- Aim: Report how many lines below contain the word "Channel". Give only the number.

--- BEGIN ---

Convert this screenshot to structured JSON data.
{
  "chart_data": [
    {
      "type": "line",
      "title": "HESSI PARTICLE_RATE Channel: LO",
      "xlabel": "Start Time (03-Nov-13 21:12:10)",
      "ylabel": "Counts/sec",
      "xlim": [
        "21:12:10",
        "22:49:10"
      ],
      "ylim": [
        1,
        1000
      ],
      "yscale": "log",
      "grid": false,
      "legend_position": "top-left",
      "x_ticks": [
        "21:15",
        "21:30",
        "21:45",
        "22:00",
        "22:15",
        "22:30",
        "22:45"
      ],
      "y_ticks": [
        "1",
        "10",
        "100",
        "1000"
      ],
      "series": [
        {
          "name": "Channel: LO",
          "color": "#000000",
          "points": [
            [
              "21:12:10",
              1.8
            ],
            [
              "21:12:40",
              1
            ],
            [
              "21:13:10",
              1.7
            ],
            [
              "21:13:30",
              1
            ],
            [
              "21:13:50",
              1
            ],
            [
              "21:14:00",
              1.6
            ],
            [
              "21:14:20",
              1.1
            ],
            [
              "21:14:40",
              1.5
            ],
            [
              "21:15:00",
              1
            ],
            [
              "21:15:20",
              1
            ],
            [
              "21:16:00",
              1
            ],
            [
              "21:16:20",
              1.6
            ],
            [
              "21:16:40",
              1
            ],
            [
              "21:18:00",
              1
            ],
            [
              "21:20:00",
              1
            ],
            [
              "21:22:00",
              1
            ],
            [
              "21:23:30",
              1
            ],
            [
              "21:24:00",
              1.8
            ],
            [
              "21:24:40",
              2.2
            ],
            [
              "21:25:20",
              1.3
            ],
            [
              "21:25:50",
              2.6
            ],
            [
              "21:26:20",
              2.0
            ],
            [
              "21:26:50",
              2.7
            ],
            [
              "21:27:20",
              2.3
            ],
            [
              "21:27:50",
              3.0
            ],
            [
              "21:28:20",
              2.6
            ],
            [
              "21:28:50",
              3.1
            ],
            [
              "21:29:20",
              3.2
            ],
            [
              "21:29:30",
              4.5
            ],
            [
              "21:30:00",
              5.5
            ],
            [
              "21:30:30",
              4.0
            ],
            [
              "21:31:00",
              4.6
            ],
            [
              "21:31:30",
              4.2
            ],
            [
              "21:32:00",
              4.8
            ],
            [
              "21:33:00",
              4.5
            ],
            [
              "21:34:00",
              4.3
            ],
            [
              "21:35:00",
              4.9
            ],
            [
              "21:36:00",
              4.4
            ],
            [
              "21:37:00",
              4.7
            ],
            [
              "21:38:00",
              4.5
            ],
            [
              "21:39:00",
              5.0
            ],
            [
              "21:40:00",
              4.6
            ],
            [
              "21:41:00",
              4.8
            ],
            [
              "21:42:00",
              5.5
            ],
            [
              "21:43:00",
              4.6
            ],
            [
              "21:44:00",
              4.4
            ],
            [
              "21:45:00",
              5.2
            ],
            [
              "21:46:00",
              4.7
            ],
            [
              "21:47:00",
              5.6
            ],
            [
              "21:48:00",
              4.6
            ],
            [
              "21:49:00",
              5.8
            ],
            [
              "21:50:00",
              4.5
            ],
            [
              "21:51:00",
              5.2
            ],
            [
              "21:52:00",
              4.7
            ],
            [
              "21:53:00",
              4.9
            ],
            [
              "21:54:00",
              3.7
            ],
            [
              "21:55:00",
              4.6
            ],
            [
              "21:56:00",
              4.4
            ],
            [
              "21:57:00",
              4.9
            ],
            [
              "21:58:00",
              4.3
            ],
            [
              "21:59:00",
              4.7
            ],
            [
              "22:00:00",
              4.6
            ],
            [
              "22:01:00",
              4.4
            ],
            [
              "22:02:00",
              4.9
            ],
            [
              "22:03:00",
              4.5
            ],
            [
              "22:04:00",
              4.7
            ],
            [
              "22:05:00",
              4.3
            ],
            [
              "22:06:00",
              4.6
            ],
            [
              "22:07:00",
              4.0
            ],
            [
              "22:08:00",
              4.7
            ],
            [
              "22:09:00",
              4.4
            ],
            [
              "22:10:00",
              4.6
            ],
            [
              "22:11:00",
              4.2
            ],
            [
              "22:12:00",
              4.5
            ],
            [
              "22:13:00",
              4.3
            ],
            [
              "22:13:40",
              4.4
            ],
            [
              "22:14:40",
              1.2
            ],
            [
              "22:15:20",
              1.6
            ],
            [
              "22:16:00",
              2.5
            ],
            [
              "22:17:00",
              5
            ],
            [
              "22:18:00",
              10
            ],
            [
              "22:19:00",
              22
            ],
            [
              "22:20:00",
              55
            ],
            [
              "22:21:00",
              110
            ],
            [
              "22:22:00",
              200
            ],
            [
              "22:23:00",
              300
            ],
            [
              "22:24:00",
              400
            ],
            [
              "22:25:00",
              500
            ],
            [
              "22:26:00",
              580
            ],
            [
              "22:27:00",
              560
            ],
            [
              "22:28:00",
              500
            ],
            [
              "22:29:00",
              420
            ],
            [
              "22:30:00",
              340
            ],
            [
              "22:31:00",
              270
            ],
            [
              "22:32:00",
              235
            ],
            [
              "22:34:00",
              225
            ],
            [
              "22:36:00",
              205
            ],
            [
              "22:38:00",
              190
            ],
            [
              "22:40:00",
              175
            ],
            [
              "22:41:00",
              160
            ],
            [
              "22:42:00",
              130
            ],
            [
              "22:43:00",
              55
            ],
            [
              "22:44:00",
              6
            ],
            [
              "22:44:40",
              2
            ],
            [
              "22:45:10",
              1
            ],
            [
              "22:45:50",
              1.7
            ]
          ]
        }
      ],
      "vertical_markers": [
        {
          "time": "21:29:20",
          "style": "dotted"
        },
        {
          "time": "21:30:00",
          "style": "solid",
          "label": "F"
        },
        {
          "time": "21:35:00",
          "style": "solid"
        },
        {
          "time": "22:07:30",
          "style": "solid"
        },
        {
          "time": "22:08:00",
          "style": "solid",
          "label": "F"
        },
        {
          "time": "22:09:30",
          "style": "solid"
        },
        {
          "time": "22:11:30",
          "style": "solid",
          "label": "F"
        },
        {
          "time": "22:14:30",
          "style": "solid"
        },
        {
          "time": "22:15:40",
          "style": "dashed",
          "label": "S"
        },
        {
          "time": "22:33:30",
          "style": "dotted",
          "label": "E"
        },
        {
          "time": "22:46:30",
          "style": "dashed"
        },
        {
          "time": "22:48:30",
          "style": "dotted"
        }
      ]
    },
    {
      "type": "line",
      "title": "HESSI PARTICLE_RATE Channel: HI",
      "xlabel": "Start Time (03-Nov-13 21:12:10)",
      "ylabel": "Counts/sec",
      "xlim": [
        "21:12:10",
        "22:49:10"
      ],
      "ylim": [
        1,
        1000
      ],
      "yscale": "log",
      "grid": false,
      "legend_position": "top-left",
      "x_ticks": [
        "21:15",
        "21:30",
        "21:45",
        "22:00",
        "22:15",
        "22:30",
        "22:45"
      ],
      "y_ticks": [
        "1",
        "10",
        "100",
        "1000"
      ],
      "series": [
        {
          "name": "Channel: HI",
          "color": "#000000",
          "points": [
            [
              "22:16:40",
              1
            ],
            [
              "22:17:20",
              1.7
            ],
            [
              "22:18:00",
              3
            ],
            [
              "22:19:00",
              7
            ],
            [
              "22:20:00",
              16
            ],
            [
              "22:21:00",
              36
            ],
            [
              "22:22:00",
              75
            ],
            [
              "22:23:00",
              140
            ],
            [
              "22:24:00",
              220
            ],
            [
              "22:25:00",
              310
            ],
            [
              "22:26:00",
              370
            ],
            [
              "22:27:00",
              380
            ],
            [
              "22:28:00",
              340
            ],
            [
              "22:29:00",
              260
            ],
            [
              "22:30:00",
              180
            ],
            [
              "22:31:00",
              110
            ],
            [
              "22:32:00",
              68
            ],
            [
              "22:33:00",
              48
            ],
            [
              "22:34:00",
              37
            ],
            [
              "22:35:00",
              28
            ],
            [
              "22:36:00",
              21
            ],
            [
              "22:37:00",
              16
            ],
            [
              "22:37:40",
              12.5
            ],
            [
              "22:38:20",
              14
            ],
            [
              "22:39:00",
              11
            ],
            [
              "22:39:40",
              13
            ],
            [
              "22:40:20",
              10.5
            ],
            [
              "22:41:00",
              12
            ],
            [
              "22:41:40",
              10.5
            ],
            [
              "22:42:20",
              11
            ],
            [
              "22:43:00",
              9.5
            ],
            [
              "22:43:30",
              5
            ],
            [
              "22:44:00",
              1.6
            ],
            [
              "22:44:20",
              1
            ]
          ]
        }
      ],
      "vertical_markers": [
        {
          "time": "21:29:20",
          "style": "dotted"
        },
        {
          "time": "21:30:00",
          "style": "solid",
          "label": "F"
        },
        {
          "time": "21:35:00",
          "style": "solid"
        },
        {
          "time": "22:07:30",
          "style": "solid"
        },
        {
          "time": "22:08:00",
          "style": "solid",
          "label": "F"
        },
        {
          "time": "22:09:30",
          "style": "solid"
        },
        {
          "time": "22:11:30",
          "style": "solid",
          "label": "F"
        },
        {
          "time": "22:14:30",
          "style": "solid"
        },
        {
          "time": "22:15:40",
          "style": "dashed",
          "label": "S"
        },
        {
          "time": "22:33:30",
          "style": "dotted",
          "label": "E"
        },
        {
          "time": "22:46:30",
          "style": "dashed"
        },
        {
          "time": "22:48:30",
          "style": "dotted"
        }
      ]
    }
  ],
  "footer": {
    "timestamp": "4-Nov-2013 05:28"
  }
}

--- END ---

- The answer: 4